What you are asked to do: State the number of lines where "this" appears. Add nothing else.

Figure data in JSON
►

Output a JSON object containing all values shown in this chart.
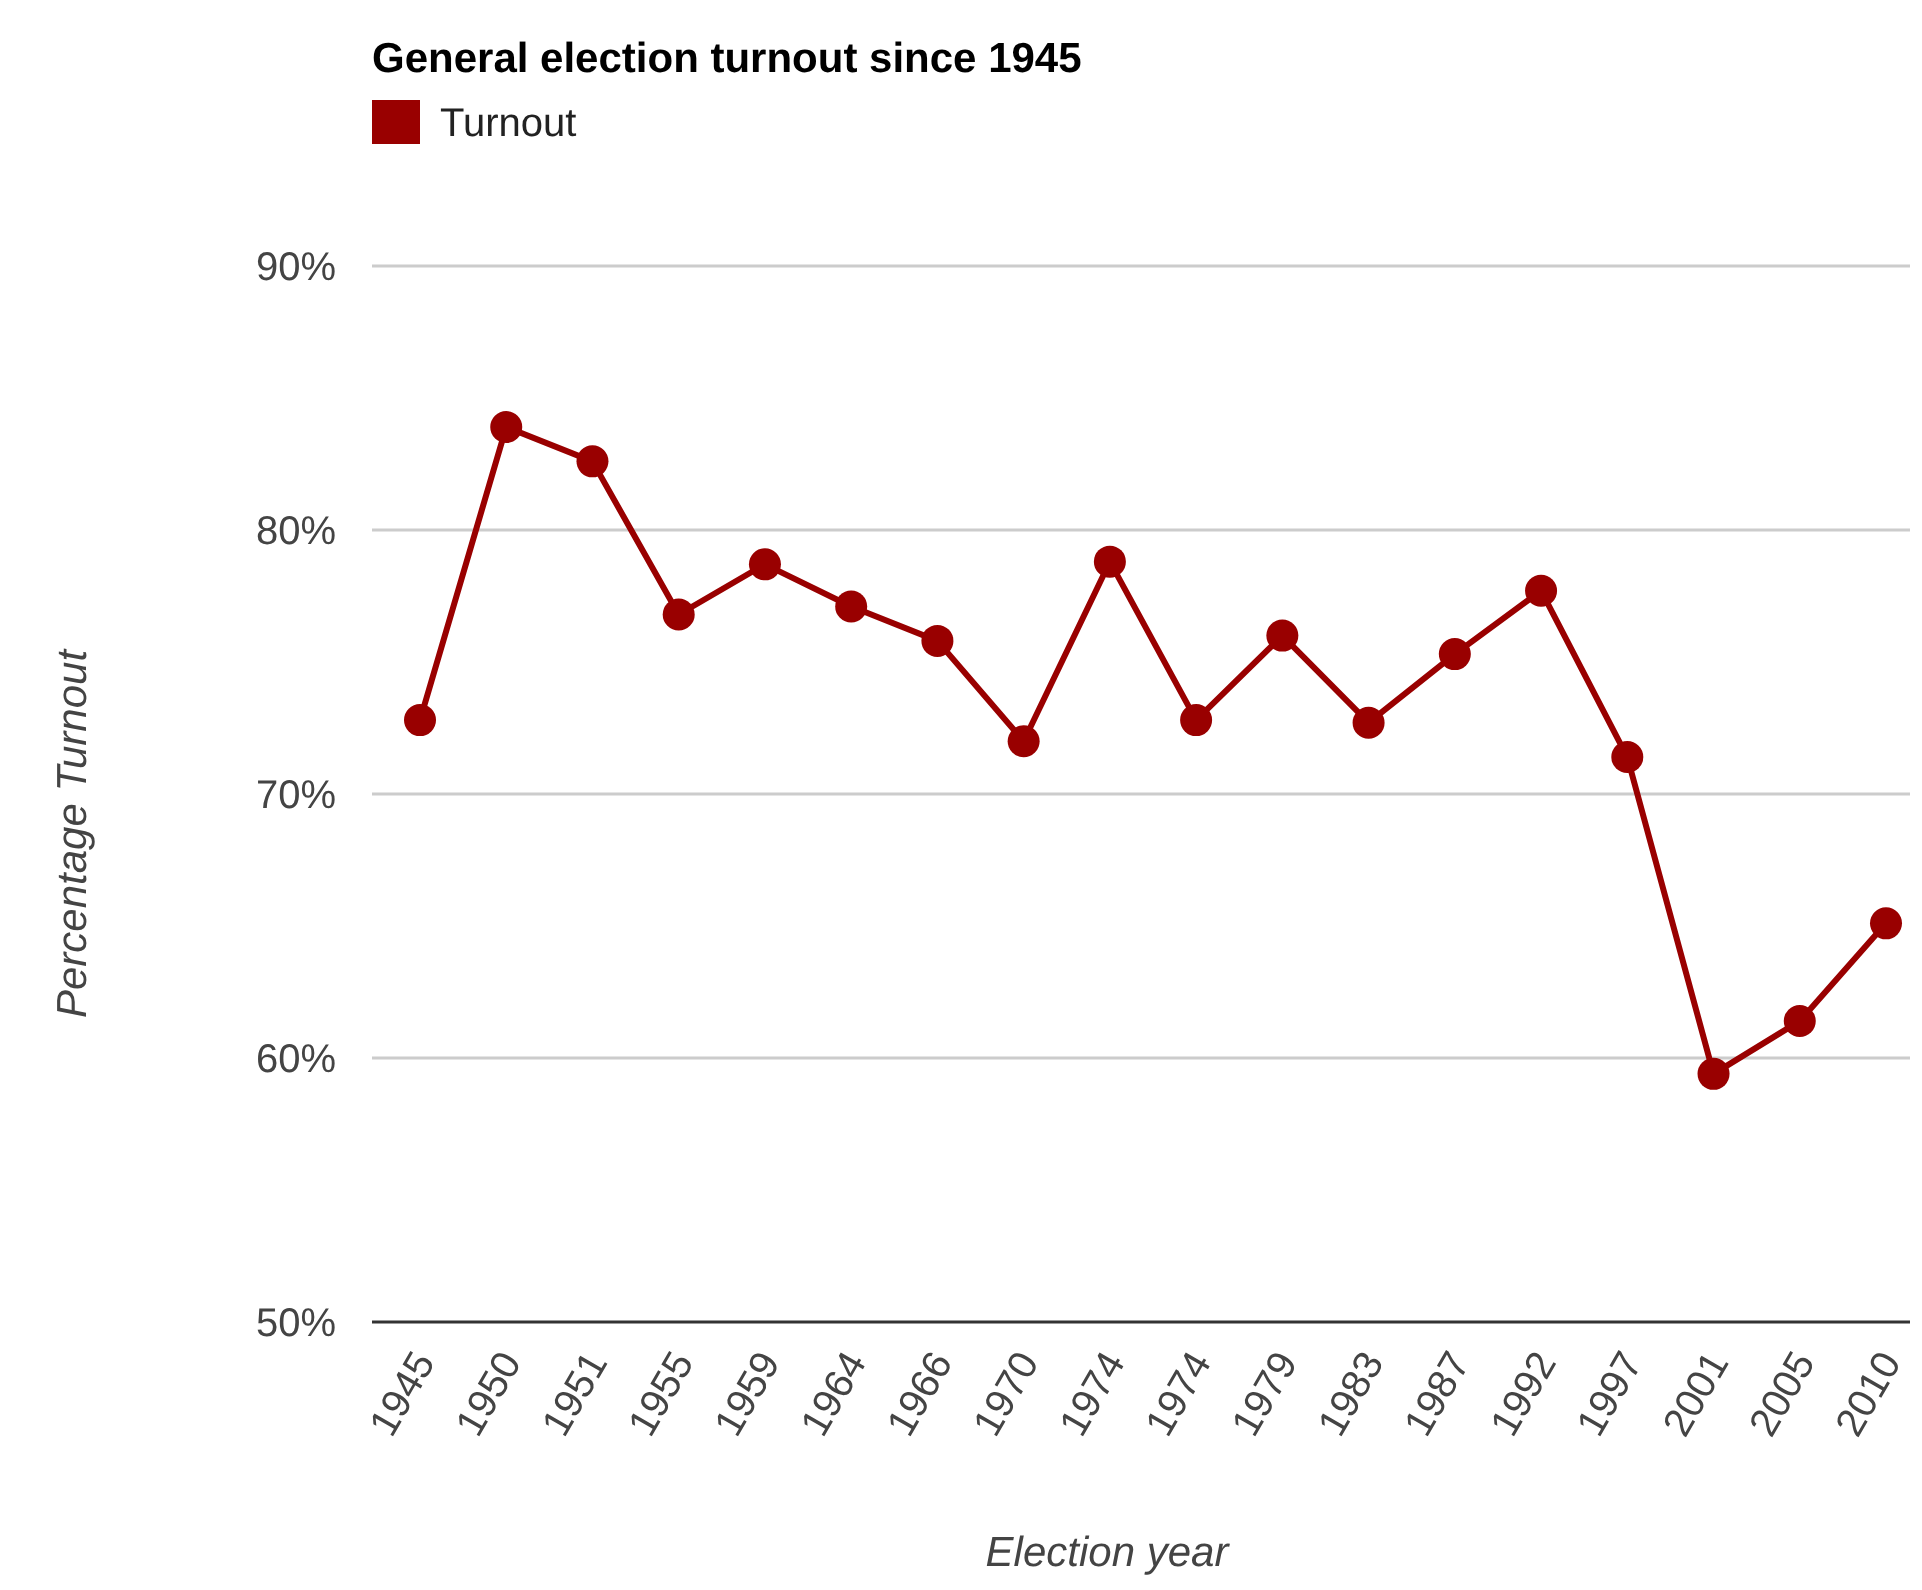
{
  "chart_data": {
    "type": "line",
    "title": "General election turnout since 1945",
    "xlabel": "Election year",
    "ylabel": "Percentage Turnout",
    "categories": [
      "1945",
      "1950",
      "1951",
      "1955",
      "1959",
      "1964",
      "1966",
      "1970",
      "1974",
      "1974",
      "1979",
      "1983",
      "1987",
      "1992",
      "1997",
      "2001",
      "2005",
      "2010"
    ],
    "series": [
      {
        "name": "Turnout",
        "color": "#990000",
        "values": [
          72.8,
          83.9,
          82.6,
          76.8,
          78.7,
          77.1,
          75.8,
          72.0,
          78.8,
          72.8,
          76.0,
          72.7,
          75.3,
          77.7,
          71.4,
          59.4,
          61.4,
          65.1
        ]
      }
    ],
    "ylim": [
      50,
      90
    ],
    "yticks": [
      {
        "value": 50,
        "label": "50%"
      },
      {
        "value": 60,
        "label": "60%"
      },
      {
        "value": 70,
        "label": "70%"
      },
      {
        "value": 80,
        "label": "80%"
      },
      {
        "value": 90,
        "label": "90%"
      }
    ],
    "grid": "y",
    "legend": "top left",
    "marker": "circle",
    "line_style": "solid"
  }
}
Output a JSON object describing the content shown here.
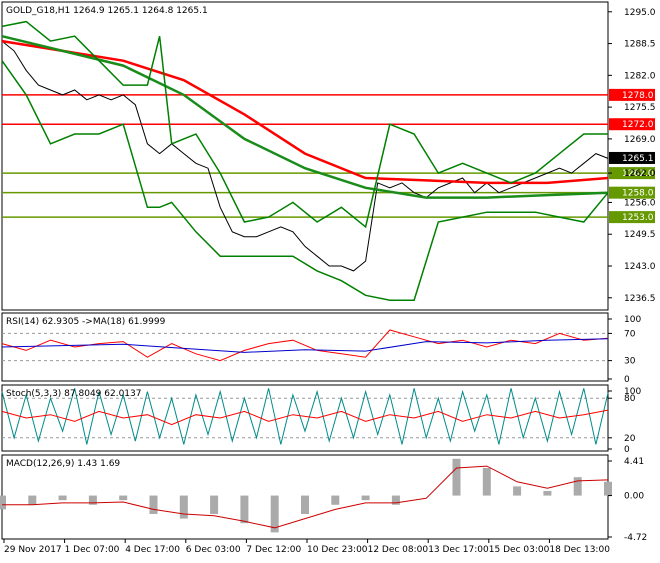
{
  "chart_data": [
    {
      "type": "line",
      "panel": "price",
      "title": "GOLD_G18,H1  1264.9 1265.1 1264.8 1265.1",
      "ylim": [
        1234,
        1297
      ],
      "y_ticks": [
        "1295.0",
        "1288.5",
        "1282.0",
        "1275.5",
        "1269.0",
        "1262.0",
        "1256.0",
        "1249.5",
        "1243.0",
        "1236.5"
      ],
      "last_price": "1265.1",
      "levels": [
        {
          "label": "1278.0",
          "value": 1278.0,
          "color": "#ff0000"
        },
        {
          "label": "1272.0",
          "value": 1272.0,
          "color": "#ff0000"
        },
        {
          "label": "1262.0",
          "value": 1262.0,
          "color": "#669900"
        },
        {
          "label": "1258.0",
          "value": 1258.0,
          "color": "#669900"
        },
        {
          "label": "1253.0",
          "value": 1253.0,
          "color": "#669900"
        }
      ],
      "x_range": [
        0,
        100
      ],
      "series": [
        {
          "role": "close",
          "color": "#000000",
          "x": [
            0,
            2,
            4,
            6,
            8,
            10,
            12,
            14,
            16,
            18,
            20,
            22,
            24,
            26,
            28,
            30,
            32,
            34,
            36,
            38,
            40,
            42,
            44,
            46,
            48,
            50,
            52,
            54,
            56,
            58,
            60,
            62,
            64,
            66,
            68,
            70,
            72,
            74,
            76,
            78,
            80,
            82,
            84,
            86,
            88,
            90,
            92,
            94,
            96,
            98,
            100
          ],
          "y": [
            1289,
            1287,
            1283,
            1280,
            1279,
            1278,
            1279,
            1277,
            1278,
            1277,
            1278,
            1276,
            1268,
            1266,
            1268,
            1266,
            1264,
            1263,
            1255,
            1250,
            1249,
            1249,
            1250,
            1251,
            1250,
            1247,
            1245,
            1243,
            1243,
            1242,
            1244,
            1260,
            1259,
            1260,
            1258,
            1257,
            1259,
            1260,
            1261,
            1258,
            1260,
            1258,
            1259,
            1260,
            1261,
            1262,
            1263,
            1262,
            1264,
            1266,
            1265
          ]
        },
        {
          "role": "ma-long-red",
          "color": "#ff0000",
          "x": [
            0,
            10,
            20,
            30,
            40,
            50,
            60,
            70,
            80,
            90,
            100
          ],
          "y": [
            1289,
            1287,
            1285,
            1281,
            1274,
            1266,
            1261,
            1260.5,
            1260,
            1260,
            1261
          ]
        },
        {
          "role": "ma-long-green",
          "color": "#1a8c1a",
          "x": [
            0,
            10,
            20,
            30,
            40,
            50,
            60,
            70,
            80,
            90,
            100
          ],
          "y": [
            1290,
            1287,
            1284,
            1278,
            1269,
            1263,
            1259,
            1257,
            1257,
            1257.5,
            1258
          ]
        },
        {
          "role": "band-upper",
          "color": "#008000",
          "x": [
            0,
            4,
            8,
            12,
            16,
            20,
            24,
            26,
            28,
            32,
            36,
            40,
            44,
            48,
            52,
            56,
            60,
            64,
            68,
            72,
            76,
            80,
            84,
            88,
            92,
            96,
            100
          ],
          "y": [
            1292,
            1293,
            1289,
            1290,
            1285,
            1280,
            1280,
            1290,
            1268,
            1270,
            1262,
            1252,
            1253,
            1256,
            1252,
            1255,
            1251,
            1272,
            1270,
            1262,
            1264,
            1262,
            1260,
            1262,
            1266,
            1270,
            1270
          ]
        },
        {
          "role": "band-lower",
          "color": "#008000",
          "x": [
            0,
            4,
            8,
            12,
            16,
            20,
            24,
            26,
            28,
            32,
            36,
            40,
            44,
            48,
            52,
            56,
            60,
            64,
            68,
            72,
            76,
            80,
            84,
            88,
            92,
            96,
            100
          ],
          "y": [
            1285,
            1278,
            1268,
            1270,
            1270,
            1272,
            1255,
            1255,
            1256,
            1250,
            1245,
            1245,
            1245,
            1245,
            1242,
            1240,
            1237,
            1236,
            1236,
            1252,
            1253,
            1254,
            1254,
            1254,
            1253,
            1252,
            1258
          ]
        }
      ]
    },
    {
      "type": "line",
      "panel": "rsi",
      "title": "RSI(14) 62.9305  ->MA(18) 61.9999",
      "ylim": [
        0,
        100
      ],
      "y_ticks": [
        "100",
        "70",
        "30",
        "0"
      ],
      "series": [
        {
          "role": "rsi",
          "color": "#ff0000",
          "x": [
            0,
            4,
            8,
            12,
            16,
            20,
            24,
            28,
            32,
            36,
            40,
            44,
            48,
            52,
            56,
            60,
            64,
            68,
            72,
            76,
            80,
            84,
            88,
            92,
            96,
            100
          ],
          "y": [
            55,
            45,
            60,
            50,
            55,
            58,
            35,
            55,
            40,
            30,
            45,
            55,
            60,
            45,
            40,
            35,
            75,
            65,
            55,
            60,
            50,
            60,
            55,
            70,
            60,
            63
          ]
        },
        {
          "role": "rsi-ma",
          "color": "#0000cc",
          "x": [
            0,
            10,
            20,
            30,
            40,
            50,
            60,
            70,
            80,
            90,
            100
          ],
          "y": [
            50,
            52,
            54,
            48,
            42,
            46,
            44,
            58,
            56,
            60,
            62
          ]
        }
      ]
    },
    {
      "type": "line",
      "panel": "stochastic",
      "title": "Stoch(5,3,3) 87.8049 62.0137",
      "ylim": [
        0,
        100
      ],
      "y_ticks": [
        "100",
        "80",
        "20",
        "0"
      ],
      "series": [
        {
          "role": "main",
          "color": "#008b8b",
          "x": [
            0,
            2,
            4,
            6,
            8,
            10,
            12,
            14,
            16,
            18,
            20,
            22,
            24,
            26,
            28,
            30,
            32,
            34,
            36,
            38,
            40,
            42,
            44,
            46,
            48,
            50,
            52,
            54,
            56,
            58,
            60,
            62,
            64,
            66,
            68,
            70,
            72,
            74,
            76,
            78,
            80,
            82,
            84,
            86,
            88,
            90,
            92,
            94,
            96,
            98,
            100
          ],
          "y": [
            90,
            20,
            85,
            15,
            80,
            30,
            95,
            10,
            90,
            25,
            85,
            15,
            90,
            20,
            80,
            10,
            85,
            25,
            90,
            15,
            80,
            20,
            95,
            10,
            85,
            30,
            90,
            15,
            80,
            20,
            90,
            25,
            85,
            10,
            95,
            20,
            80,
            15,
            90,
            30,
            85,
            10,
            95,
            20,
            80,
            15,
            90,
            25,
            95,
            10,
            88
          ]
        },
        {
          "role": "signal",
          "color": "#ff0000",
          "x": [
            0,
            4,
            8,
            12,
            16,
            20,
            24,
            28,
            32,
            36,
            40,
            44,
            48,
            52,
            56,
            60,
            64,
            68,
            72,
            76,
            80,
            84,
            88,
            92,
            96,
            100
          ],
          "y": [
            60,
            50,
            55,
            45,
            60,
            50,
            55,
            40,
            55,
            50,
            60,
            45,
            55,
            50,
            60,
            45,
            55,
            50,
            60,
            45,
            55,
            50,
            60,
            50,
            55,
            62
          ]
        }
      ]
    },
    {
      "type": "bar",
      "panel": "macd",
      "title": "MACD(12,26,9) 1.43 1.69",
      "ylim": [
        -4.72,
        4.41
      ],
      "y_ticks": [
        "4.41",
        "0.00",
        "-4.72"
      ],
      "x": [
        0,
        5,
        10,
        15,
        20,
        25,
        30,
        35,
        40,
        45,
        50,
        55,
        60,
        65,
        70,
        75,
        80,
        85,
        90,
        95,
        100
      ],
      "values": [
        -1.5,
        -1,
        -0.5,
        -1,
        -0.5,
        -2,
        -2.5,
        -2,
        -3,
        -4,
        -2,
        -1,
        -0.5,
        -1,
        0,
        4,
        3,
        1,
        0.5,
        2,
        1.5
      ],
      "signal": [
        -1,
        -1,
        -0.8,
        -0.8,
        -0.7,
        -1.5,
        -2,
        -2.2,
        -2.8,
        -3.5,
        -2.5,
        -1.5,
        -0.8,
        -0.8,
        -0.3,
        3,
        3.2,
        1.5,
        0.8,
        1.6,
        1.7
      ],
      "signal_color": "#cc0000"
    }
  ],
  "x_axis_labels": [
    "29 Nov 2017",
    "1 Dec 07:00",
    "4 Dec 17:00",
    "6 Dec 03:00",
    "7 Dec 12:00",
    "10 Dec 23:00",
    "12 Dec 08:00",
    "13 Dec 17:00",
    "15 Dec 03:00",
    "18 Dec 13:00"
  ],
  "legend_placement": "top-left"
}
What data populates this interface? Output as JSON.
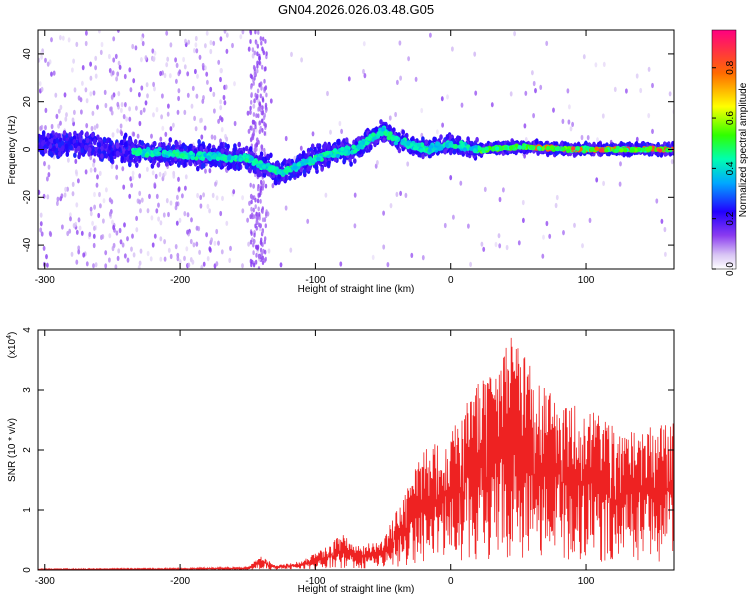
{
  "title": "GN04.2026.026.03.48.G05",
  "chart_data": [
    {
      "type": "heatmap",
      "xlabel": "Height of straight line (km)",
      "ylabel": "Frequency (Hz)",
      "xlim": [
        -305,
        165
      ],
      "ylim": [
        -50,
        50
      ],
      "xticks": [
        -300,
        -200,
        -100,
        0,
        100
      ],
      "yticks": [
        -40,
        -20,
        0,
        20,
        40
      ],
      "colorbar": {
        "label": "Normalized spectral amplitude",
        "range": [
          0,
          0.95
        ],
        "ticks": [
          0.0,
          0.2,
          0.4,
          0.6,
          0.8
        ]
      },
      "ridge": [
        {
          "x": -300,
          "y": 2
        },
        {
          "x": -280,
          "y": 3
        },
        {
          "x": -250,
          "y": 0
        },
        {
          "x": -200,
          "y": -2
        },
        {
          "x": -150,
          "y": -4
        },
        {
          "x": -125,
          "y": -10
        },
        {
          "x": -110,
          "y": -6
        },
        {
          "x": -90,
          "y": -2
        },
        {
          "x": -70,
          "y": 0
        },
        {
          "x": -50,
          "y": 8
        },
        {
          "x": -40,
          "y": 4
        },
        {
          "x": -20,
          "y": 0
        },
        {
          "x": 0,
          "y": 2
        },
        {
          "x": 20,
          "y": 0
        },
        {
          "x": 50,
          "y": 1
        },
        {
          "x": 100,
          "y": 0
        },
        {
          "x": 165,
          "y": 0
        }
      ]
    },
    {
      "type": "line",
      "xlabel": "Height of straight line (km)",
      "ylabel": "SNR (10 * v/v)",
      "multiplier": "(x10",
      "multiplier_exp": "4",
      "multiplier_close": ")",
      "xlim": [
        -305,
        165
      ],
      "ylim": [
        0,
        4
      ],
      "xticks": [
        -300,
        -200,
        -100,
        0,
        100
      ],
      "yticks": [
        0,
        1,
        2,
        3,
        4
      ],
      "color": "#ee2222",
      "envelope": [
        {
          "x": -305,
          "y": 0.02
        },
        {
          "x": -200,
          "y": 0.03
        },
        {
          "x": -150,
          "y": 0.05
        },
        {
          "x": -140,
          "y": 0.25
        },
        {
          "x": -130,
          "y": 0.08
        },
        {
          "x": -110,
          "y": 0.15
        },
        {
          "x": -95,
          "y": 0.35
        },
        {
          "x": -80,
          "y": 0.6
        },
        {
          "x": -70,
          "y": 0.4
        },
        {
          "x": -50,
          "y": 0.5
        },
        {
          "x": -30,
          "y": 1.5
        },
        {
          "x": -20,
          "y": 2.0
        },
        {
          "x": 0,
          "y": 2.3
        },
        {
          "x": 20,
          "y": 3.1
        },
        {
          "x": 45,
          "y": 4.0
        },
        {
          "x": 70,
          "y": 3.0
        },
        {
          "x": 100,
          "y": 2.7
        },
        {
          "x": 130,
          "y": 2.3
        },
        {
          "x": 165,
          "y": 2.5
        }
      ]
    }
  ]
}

◄

The result: 2